Your answer should be one number: how many lines of the records hold the string "actividad".

(Extracts from a graphics dataset)
-=-=-

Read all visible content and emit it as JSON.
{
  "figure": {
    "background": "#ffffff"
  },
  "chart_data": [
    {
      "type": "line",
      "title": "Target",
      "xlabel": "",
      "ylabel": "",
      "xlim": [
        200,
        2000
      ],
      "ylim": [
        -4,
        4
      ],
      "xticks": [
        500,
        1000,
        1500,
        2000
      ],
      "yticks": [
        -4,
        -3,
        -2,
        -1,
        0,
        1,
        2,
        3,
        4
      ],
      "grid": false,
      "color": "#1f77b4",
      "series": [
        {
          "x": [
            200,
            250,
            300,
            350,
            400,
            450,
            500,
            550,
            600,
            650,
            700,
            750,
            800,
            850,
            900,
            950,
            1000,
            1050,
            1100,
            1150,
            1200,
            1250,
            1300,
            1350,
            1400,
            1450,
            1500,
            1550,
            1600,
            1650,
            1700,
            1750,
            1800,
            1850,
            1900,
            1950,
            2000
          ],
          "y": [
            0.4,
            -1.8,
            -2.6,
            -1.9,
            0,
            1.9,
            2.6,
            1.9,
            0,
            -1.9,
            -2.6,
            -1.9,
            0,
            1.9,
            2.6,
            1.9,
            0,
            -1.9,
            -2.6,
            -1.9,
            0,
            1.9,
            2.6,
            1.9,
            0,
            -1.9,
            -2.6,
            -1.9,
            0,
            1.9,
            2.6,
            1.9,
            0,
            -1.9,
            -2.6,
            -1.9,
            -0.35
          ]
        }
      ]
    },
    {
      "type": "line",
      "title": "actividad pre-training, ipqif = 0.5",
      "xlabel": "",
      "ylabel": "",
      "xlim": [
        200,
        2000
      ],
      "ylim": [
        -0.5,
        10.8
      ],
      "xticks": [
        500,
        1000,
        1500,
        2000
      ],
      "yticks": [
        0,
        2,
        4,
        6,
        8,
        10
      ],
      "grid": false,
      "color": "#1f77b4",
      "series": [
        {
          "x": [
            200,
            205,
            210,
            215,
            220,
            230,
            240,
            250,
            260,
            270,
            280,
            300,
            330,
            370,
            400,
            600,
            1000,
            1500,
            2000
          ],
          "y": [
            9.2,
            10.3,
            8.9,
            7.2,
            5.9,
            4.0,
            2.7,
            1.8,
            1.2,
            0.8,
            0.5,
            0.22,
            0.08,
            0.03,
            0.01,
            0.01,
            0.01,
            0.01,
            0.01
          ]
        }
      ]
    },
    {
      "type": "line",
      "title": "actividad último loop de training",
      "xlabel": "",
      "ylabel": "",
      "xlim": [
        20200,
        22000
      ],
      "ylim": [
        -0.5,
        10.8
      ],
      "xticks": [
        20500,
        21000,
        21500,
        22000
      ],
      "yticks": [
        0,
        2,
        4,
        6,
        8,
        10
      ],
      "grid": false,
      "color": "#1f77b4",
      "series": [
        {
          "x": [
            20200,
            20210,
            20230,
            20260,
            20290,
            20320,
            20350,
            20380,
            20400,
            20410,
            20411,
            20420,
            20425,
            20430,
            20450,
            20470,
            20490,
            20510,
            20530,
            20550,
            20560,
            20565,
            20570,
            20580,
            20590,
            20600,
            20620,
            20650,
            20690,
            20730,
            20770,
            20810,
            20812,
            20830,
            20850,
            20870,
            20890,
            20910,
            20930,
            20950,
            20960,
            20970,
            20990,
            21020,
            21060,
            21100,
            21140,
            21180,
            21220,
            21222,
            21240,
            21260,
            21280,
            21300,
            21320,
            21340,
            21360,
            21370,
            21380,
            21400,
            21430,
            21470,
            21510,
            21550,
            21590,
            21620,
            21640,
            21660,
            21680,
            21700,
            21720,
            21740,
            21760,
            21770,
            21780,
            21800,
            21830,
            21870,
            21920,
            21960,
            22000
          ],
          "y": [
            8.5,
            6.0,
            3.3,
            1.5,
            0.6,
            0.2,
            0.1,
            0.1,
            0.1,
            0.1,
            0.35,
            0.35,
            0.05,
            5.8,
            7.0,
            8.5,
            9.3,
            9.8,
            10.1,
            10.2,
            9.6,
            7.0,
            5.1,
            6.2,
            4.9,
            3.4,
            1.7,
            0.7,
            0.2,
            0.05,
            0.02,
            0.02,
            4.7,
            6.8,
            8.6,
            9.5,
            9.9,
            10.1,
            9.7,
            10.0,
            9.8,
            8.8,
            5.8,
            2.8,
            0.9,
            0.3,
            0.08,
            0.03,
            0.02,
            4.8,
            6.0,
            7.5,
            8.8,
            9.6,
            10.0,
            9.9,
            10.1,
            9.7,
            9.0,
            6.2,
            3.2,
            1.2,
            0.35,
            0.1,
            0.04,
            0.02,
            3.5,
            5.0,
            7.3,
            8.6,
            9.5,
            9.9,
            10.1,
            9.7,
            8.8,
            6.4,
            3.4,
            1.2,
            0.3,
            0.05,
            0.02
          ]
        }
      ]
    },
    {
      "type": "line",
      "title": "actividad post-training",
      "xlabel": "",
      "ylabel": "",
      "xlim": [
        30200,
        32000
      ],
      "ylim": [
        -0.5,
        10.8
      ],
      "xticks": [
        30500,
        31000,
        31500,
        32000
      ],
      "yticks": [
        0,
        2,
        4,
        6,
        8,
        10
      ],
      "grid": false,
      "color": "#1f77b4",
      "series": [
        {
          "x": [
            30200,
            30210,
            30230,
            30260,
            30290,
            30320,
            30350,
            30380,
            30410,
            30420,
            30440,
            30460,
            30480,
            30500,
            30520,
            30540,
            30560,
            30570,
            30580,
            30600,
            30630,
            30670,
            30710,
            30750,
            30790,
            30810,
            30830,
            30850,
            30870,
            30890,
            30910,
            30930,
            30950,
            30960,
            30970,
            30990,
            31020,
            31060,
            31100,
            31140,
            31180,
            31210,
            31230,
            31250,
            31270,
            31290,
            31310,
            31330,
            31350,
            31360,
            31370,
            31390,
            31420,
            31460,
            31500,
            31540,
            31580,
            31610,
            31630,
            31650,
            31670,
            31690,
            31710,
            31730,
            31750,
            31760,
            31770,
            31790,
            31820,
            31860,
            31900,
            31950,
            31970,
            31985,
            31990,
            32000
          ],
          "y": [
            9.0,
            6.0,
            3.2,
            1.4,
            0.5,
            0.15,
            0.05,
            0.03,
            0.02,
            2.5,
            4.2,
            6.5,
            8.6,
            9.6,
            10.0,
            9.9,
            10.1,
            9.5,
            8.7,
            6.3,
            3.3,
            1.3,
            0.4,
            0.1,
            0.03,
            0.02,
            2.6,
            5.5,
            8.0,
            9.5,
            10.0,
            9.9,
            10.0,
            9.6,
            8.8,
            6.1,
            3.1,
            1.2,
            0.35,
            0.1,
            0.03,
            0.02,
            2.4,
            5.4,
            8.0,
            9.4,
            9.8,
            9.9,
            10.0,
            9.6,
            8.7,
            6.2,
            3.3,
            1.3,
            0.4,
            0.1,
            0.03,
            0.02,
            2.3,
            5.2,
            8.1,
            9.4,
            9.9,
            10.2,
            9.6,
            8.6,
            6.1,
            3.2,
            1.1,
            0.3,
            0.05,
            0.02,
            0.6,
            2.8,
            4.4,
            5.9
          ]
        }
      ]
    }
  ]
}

-=-=-

• [EXERCISE RESULT] 3